PROBLEM DETAILS: Reproduce the lines of the material exactly, excluding every image.

# START OF DATA FOR THIS EXERCISE

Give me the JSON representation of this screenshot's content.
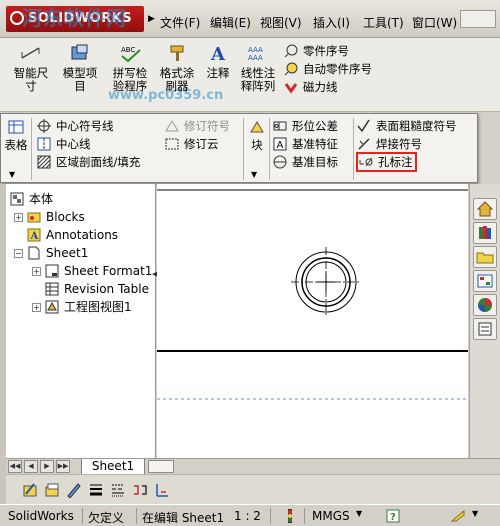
{
  "title_bar": {
    "logo_text": "SOLIDWORKS",
    "watermark": "河东软件网",
    "watermark_url": "www.pc0359.cn",
    "menus": [
      "文件(F)",
      "编辑(E)",
      "视图(V)",
      "插入(I)",
      "工具(T)",
      "窗口(W)"
    ]
  },
  "command_manager": {
    "buttons": [
      {
        "label_1": "智能尺",
        "label_2": "寸",
        "icon": "smart-dimension-icon"
      },
      {
        "label_1": "模型项",
        "label_2": "目",
        "icon": "model-items-icon"
      },
      {
        "label_1": "拼写检",
        "label_2": "验程序",
        "icon": "spell-check-icon"
      },
      {
        "label_1": "格式涂",
        "label_2": "刷器",
        "icon": "format-painter-icon"
      },
      {
        "label_1": "注释",
        "label_2": "",
        "icon": "note-icon"
      },
      {
        "label_1": "线性注",
        "label_2": "释阵列",
        "icon": "linear-note-pattern-icon"
      }
    ],
    "right_list": [
      "零件序号",
      "自动零件序号",
      "磁力线"
    ]
  },
  "flyout": {
    "table_label": "表格",
    "col1": [
      "中心符号线",
      "中心线",
      "区域剖面线/填充"
    ],
    "col2": [
      "修订符号",
      "修订云"
    ],
    "block_label": "块",
    "col3": [
      "形位公差",
      "基准特征",
      "基准目标"
    ],
    "col4": [
      "表面粗糙度符号",
      "焊接符号",
      "孔标注"
    ],
    "highlight_color": "#e8231b"
  },
  "tree": {
    "root": "本体",
    "items": [
      "Blocks",
      "Annotations",
      "Sheet1",
      "Sheet Format1",
      "Revision Table",
      "工程图视图1"
    ]
  },
  "sheet_tab": "Sheet1",
  "status": {
    "app": "SolidWorks",
    "state": "欠定义",
    "editing": "在编辑 Sheet1",
    "scale": "1 : 2",
    "units": "MMGS"
  }
}
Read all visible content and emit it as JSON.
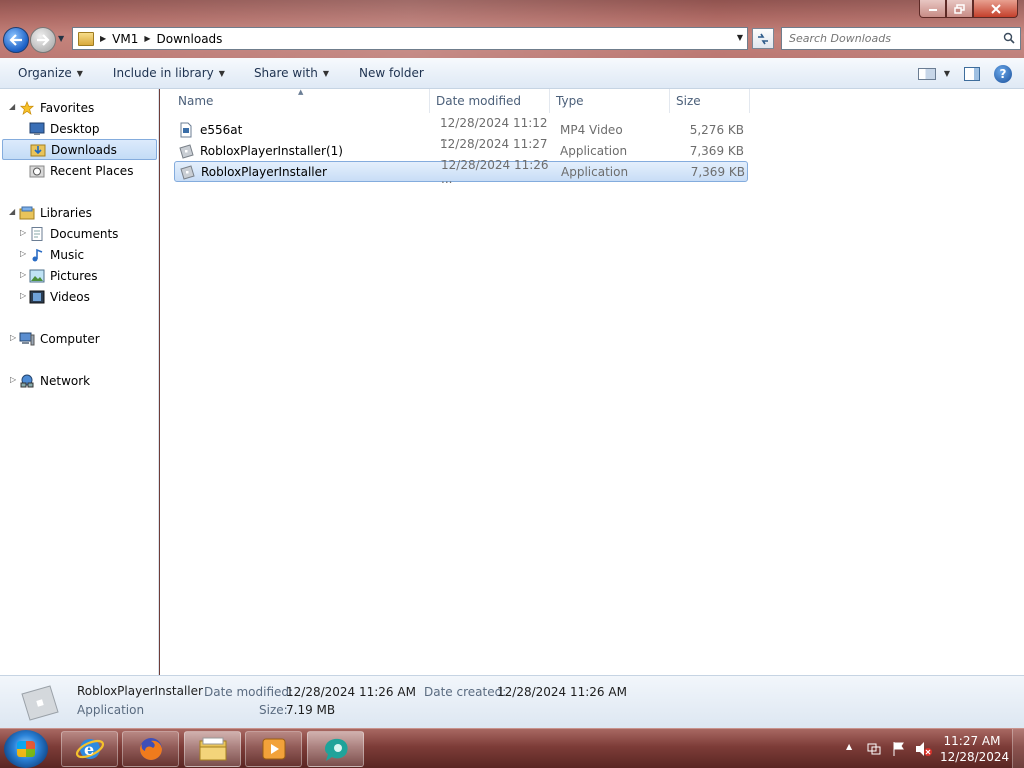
{
  "window": {
    "breadcrumb": [
      "VM1",
      "Downloads"
    ],
    "search_placeholder": "Search Downloads"
  },
  "toolbar": {
    "organize": "Organize",
    "include_in_library": "Include in library",
    "share_with": "Share with",
    "new_folder": "New folder"
  },
  "navpane": {
    "favorites": "Favorites",
    "desktop": "Desktop",
    "downloads": "Downloads",
    "recent_places": "Recent Places",
    "libraries": "Libraries",
    "documents": "Documents",
    "music": "Music",
    "pictures": "Pictures",
    "videos": "Videos",
    "computer": "Computer",
    "network": "Network"
  },
  "columns": {
    "name": "Name",
    "date_modified": "Date modified",
    "type": "Type",
    "size": "Size"
  },
  "files": [
    {
      "name": "e556at",
      "date": "12/28/2024 11:12 ...",
      "type": "MP4 Video",
      "size": "5,276 KB",
      "icon": "video-file-icon"
    },
    {
      "name": "RobloxPlayerInstaller(1)",
      "date": "12/28/2024 11:27 ...",
      "type": "Application",
      "size": "7,369 KB",
      "icon": "application-icon"
    },
    {
      "name": "RobloxPlayerInstaller",
      "date": "12/28/2024 11:26 ...",
      "type": "Application",
      "size": "7,369 KB",
      "icon": "application-icon",
      "selected": true
    }
  ],
  "details": {
    "name": "RobloxPlayerInstaller",
    "type": "Application",
    "date_modified_label": "Date modified:",
    "date_modified": "12/28/2024 11:26 AM",
    "date_created_label": "Date created:",
    "date_created": "12/28/2024 11:26 AM",
    "size_label": "Size:",
    "size": "7.19 MB"
  },
  "taskbar": {
    "apps": [
      "internet-explorer-icon",
      "firefox-icon",
      "windows-explorer-icon",
      "media-player-icon",
      "app-icon"
    ],
    "time": "11:27 AM",
    "date": "12/28/2024"
  },
  "colors": {
    "selection": "#cfe3f9",
    "accent": "#2a82d8"
  }
}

# END OF DATA FOR THIS EXERCISE

CORRECT RESPONSE:
Give me the JSON representation of this screenshot's content.
{
  "title_bar": {
    "logo_text": "SOLIDWORKS",
    "watermark": "河东软件网",
    "watermark_url": "www.pc0359.cn",
    "menus": [
      "文件(F)",
      "编辑(E)",
      "视图(V)",
      "插入(I)",
      "工具(T)",
      "窗口(W)"
    ]
  },
  "command_manager": {
    "buttons": [
      {
        "label_1": "智能尺",
        "label_2": "寸",
        "icon": "smart-dimension-icon"
      },
      {
        "label_1": "模型项",
        "label_2": "目",
        "icon": "model-items-icon"
      },
      {
        "label_1": "拼写检",
        "label_2": "验程序",
        "icon": "spell-check-icon"
      },
      {
        "label_1": "格式涂",
        "label_2": "刷器",
        "icon": "format-painter-icon"
      },
      {
        "label_1": "注释",
        "label_2": "",
        "icon": "note-icon"
      },
      {
        "label_1": "线性注",
        "label_2": "释阵列",
        "icon": "linear-note-pattern-icon"
      }
    ],
    "right_list": [
      "零件序号",
      "自动零件序号",
      "磁力线"
    ]
  },
  "flyout": {
    "table_label": "表格",
    "col1": [
      "中心符号线",
      "中心线",
      "区域剖面线/填充"
    ],
    "col2": [
      "修订符号",
      "修订云"
    ],
    "block_label": "块",
    "col3": [
      "形位公差",
      "基准特征",
      "基准目标"
    ],
    "col4": [
      "表面粗糙度符号",
      "焊接符号",
      "孔标注"
    ],
    "highlight_color": "#e8231b"
  },
  "tree": {
    "root": "本体",
    "items": [
      "Blocks",
      "Annotations",
      "Sheet1",
      "Sheet Format1",
      "Revision Table",
      "工程图视图1"
    ]
  },
  "sheet_tab": "Sheet1",
  "status": {
    "app": "SolidWorks",
    "state": "欠定义",
    "editing": "在编辑 Sheet1",
    "scale": "1 : 2",
    "units": "MMGS"
  }
}
Read all visible content and emit it as JSON.
{
  "window": {
    "breadcrumb": [
      "VM1",
      "Downloads"
    ],
    "search_placeholder": "Search Downloads"
  },
  "toolbar": {
    "organize": "Organize",
    "include_in_library": "Include in library",
    "share_with": "Share with",
    "new_folder": "New folder"
  },
  "navpane": {
    "favorites": "Favorites",
    "desktop": "Desktop",
    "downloads": "Downloads",
    "recent_places": "Recent Places",
    "libraries": "Libraries",
    "documents": "Documents",
    "music": "Music",
    "pictures": "Pictures",
    "videos": "Videos",
    "computer": "Computer",
    "network": "Network"
  },
  "columns": {
    "name": "Name",
    "date_modified": "Date modified",
    "type": "Type",
    "size": "Size"
  },
  "files": [
    {
      "name": "e556at",
      "date": "12/28/2024 11:12 ...",
      "type": "MP4 Video",
      "size": "5,276 KB",
      "icon": "video-file-icon"
    },
    {
      "name": "RobloxPlayerInstaller(1)",
      "date": "12/28/2024 11:27 ...",
      "type": "Application",
      "size": "7,369 KB",
      "icon": "application-icon"
    },
    {
      "name": "RobloxPlayerInstaller",
      "date": "12/28/2024 11:26 ...",
      "type": "Application",
      "size": "7,369 KB",
      "icon": "application-icon",
      "selected": true
    }
  ],
  "details": {
    "name": "RobloxPlayerInstaller",
    "type": "Application",
    "date_modified_label": "Date modified:",
    "date_modified": "12/28/2024 11:26 AM",
    "date_created_label": "Date created:",
    "date_created": "12/28/2024 11:26 AM",
    "size_label": "Size:",
    "size": "7.19 MB"
  },
  "taskbar": {
    "apps": [
      "internet-explorer-icon",
      "firefox-icon",
      "windows-explorer-icon",
      "media-player-icon",
      "app-icon"
    ],
    "time": "11:27 AM",
    "date": "12/28/2024"
  },
  "colors": {
    "selection": "#cfe3f9",
    "accent": "#2a82d8"
  }
}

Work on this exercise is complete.